# DATA FOR PROCESSING:
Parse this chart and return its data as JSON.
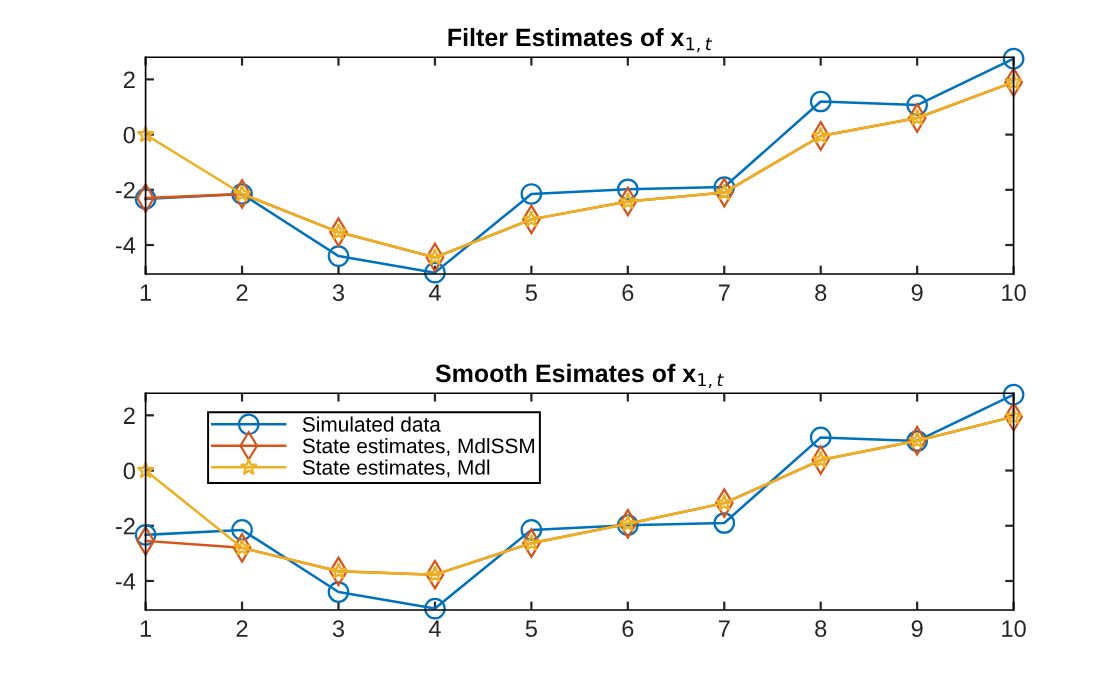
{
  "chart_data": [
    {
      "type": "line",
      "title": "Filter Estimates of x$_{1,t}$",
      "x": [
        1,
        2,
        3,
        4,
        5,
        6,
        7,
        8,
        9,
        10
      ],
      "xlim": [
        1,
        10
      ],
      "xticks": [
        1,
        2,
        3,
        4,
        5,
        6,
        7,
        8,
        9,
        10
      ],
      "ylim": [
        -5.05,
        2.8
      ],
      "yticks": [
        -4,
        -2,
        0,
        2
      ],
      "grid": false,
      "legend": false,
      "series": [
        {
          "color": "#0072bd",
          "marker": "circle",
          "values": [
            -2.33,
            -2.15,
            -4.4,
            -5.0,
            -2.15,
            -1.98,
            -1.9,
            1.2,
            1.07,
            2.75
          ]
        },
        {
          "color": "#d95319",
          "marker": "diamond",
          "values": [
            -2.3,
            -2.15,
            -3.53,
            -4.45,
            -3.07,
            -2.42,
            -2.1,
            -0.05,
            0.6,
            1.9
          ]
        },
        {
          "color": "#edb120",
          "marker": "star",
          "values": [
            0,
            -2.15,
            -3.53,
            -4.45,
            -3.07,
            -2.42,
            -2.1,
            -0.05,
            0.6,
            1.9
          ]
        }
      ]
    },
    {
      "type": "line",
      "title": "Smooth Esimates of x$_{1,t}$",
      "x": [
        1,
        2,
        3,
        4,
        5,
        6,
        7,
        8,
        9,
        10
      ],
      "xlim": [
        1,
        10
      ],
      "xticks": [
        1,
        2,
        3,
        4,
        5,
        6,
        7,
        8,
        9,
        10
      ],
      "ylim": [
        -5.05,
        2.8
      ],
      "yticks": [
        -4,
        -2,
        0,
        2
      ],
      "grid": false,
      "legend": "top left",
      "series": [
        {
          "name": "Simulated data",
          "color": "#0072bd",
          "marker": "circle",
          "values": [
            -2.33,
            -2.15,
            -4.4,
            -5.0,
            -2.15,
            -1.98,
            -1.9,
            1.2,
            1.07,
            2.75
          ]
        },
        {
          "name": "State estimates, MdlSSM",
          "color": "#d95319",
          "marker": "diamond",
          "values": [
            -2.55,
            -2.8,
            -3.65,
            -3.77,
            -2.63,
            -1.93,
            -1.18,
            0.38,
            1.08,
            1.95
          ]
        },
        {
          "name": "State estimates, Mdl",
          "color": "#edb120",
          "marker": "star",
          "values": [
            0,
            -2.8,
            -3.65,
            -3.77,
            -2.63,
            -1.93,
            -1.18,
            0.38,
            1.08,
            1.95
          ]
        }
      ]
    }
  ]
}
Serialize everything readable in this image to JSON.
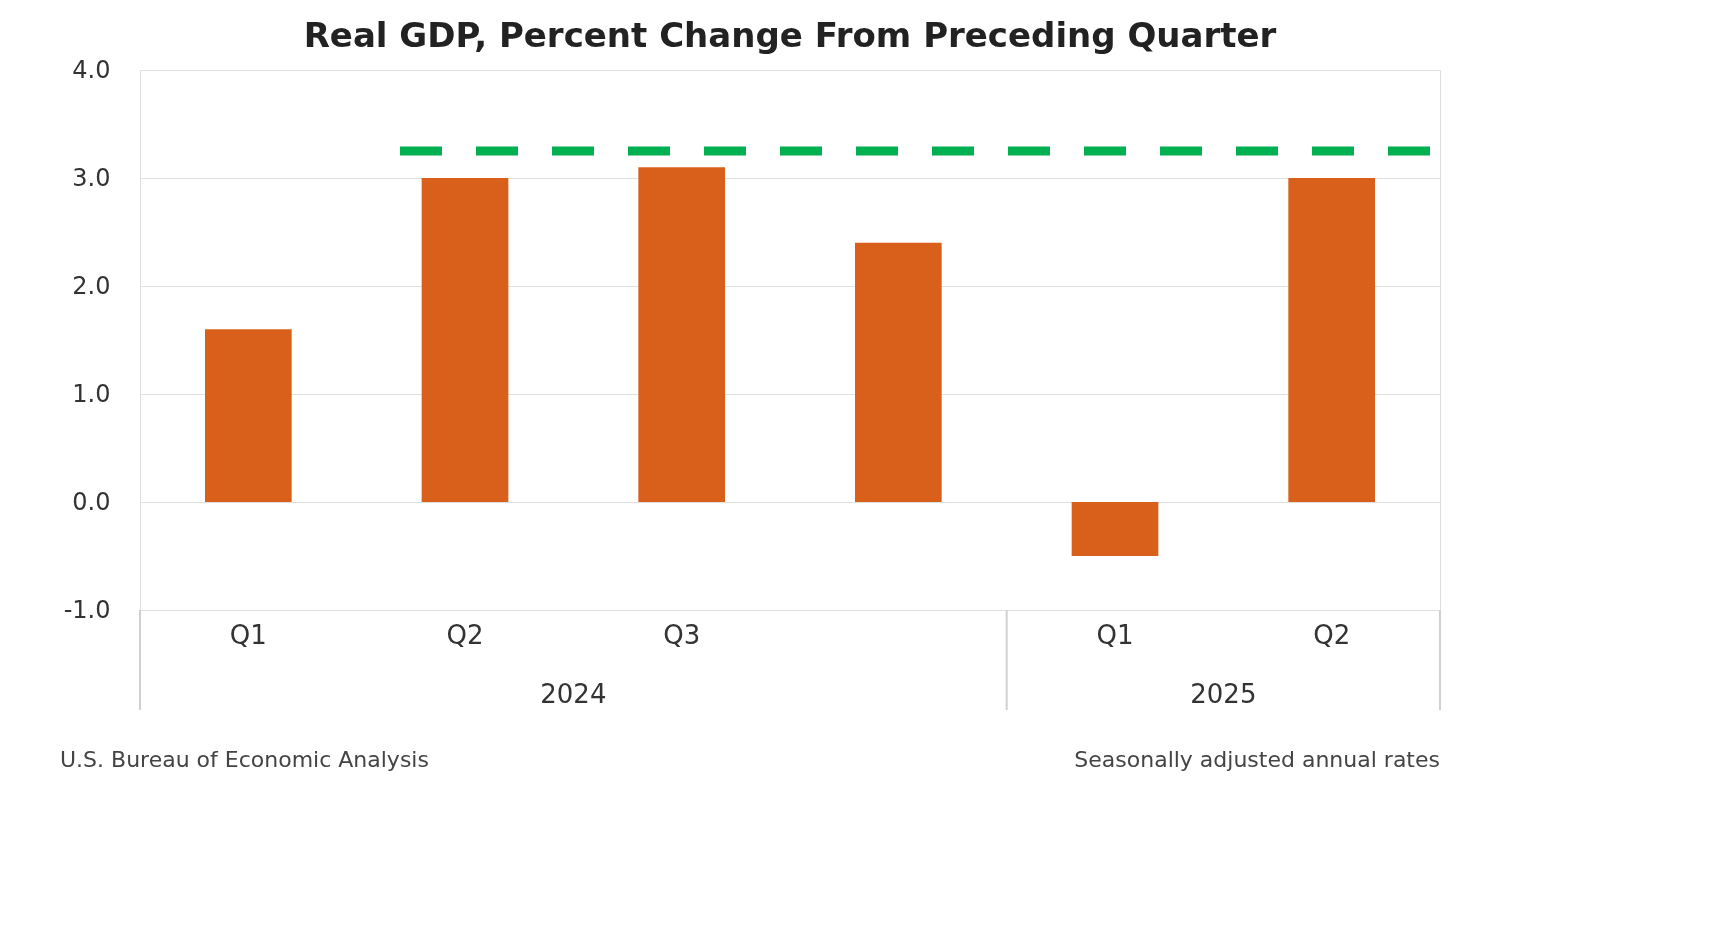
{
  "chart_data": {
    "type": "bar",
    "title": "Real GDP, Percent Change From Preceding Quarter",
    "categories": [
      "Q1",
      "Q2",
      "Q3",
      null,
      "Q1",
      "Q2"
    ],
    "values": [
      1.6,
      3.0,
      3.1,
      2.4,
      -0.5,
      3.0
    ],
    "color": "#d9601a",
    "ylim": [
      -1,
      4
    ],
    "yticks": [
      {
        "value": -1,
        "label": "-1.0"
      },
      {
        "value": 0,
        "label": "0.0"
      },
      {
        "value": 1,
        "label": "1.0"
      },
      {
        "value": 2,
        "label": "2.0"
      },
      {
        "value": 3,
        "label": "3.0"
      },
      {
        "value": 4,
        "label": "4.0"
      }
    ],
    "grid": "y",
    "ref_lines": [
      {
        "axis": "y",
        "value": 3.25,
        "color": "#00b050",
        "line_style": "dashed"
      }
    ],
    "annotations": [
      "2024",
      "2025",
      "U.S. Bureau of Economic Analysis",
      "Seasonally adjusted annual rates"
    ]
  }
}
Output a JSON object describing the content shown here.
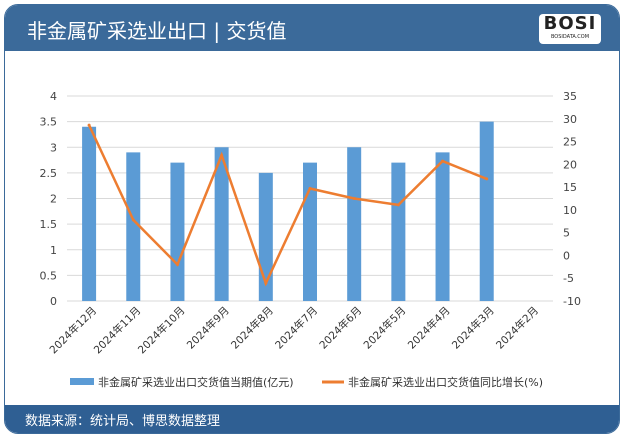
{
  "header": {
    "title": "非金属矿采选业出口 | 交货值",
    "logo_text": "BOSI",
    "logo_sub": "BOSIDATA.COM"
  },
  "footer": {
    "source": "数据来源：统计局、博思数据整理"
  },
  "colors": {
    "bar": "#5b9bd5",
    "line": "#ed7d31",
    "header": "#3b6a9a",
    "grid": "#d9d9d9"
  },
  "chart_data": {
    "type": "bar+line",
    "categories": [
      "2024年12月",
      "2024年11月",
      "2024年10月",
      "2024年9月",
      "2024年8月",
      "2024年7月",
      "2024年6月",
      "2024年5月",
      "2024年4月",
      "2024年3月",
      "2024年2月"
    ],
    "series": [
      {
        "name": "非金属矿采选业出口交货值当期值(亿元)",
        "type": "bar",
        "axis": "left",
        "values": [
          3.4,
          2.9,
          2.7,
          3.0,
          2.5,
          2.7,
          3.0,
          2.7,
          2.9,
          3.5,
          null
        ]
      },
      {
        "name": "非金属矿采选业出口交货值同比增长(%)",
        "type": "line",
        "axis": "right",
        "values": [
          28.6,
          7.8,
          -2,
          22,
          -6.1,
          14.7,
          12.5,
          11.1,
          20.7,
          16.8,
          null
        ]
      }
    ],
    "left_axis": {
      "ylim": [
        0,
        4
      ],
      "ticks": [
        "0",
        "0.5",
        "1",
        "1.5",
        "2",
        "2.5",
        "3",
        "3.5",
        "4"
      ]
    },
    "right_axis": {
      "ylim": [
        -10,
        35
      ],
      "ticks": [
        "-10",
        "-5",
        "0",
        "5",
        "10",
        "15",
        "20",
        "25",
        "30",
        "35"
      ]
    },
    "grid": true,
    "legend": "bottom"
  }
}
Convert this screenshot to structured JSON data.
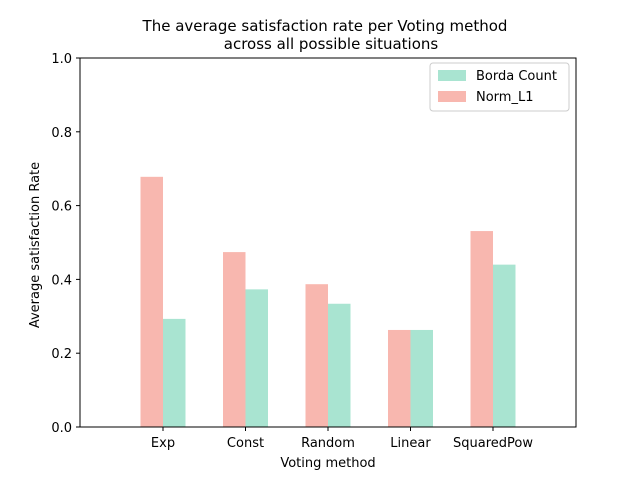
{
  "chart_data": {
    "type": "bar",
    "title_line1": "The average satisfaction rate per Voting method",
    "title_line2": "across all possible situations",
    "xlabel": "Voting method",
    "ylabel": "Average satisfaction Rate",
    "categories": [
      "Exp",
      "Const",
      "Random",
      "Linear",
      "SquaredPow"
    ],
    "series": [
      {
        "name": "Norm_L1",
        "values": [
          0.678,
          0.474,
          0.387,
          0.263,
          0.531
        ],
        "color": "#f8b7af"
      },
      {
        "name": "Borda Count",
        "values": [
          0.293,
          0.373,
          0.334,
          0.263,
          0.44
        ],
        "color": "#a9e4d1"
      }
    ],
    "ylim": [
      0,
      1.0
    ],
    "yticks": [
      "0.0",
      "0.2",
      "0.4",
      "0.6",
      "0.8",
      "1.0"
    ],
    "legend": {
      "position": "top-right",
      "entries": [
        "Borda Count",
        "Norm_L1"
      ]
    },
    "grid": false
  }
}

# WHAT IS ASKED:
Pictures in the records above should not be copied. Repeat everything else exactly.

# WRITTEN SOLUTION:
Parse this chart and return its data as JSON.
{
  "chart_data": [
    {
      "type": "line",
      "title": "Filter Estimates of x$_{1,t}$",
      "x": [
        1,
        2,
        3,
        4,
        5,
        6,
        7,
        8,
        9,
        10
      ],
      "xlim": [
        1,
        10
      ],
      "xticks": [
        1,
        2,
        3,
        4,
        5,
        6,
        7,
        8,
        9,
        10
      ],
      "ylim": [
        -5.05,
        2.8
      ],
      "yticks": [
        -4,
        -2,
        0,
        2
      ],
      "grid": false,
      "legend": false,
      "series": [
        {
          "color": "#0072bd",
          "marker": "circle",
          "values": [
            -2.33,
            -2.15,
            -4.4,
            -5.0,
            -2.15,
            -1.98,
            -1.9,
            1.2,
            1.07,
            2.75
          ]
        },
        {
          "color": "#d95319",
          "marker": "diamond",
          "values": [
            -2.3,
            -2.15,
            -3.53,
            -4.45,
            -3.07,
            -2.42,
            -2.1,
            -0.05,
            0.6,
            1.9
          ]
        },
        {
          "color": "#edb120",
          "marker": "star",
          "values": [
            0,
            -2.15,
            -3.53,
            -4.45,
            -3.07,
            -2.42,
            -2.1,
            -0.05,
            0.6,
            1.9
          ]
        }
      ]
    },
    {
      "type": "line",
      "title": "Smooth Esimates of x$_{1,t}$",
      "x": [
        1,
        2,
        3,
        4,
        5,
        6,
        7,
        8,
        9,
        10
      ],
      "xlim": [
        1,
        10
      ],
      "xticks": [
        1,
        2,
        3,
        4,
        5,
        6,
        7,
        8,
        9,
        10
      ],
      "ylim": [
        -5.05,
        2.8
      ],
      "yticks": [
        -4,
        -2,
        0,
        2
      ],
      "grid": false,
      "legend": "top left",
      "series": [
        {
          "name": "Simulated data",
          "color": "#0072bd",
          "marker": "circle",
          "values": [
            -2.33,
            -2.15,
            -4.4,
            -5.0,
            -2.15,
            -1.98,
            -1.9,
            1.2,
            1.07,
            2.75
          ]
        },
        {
          "name": "State estimates, MdlSSM",
          "color": "#d95319",
          "marker": "diamond",
          "values": [
            -2.55,
            -2.8,
            -3.65,
            -3.77,
            -2.63,
            -1.93,
            -1.18,
            0.38,
            1.08,
            1.95
          ]
        },
        {
          "name": "State estimates, Mdl",
          "color": "#edb120",
          "marker": "star",
          "values": [
            0,
            -2.8,
            -3.65,
            -3.77,
            -2.63,
            -1.93,
            -1.18,
            0.38,
            1.08,
            1.95
          ]
        }
      ]
    }
  ]
}
Serialize everything readable in this image to JSON.
{
  "chart_data": {
    "type": "bar",
    "title": "Real GDP, Percent Change From Preceding Quarter",
    "categories": [
      "Q1",
      "Q2",
      "Q3",
      null,
      "Q1",
      "Q2"
    ],
    "values": [
      1.6,
      3.0,
      3.1,
      2.4,
      -0.5,
      3.0
    ],
    "color": "#d9601a",
    "ylim": [
      -1,
      4
    ],
    "yticks": [
      {
        "value": -1,
        "label": "-1.0"
      },
      {
        "value": 0,
        "label": "0.0"
      },
      {
        "value": 1,
        "label": "1.0"
      },
      {
        "value": 2,
        "label": "2.0"
      },
      {
        "value": 3,
        "label": "3.0"
      },
      {
        "value": 4,
        "label": "4.0"
      }
    ],
    "grid": "y",
    "ref_lines": [
      {
        "axis": "y",
        "value": 3.25,
        "color": "#00b050",
        "line_style": "dashed"
      }
    ],
    "annotations": [
      "2024",
      "2025",
      "U.S. Bureau of Economic Analysis",
      "Seasonally adjusted annual rates"
    ]
  }
}
Output a JSON object describing the content shown here.
{
  "header": {
    "title": "非金属矿采选业出口 | 交货值",
    "logo_text": "BOSI",
    "logo_sub": "BOSIDATA.COM"
  },
  "footer": {
    "source": "数据来源：统计局、博思数据整理"
  },
  "colors": {
    "bar": "#5b9bd5",
    "line": "#ed7d31",
    "header": "#3b6a9a",
    "grid": "#d9d9d9"
  },
  "chart_data": {
    "type": "bar+line",
    "categories": [
      "2024年12月",
      "2024年11月",
      "2024年10月",
      "2024年9月",
      "2024年8月",
      "2024年7月",
      "2024年6月",
      "2024年5月",
      "2024年4月",
      "2024年3月",
      "2024年2月"
    ],
    "series": [
      {
        "name": "非金属矿采选业出口交货值当期值(亿元)",
        "type": "bar",
        "axis": "left",
        "values": [
          3.4,
          2.9,
          2.7,
          3.0,
          2.5,
          2.7,
          3.0,
          2.7,
          2.9,
          3.5,
          null
        ]
      },
      {
        "name": "非金属矿采选业出口交货值同比增长(%)",
        "type": "line",
        "axis": "right",
        "values": [
          28.6,
          7.8,
          -2,
          22,
          -6.1,
          14.7,
          12.5,
          11.1,
          20.7,
          16.8,
          null
        ]
      }
    ],
    "left_axis": {
      "ylim": [
        0,
        4
      ],
      "ticks": [
        "0",
        "0.5",
        "1",
        "1.5",
        "2",
        "2.5",
        "3",
        "3.5",
        "4"
      ]
    },
    "right_axis": {
      "ylim": [
        -10,
        35
      ],
      "ticks": [
        "-10",
        "-5",
        "0",
        "5",
        "10",
        "15",
        "20",
        "25",
        "30",
        "35"
      ]
    },
    "grid": true,
    "legend": "bottom"
  }
}
Convert this screenshot to structured JSON data.
{
  "chart_data": {
    "type": "bar",
    "title_line1": "The average satisfaction rate per Voting method",
    "title_line2": "across all possible situations",
    "xlabel": "Voting method",
    "ylabel": "Average satisfaction Rate",
    "categories": [
      "Exp",
      "Const",
      "Random",
      "Linear",
      "SquaredPow"
    ],
    "series": [
      {
        "name": "Norm_L1",
        "values": [
          0.678,
          0.474,
          0.387,
          0.263,
          0.531
        ],
        "color": "#f8b7af"
      },
      {
        "name": "Borda Count",
        "values": [
          0.293,
          0.373,
          0.334,
          0.263,
          0.44
        ],
        "color": "#a9e4d1"
      }
    ],
    "ylim": [
      0,
      1.0
    ],
    "yticks": [
      "0.0",
      "0.2",
      "0.4",
      "0.6",
      "0.8",
      "1.0"
    ],
    "legend": {
      "position": "top-right",
      "entries": [
        "Borda Count",
        "Norm_L1"
      ]
    },
    "grid": false
  }
}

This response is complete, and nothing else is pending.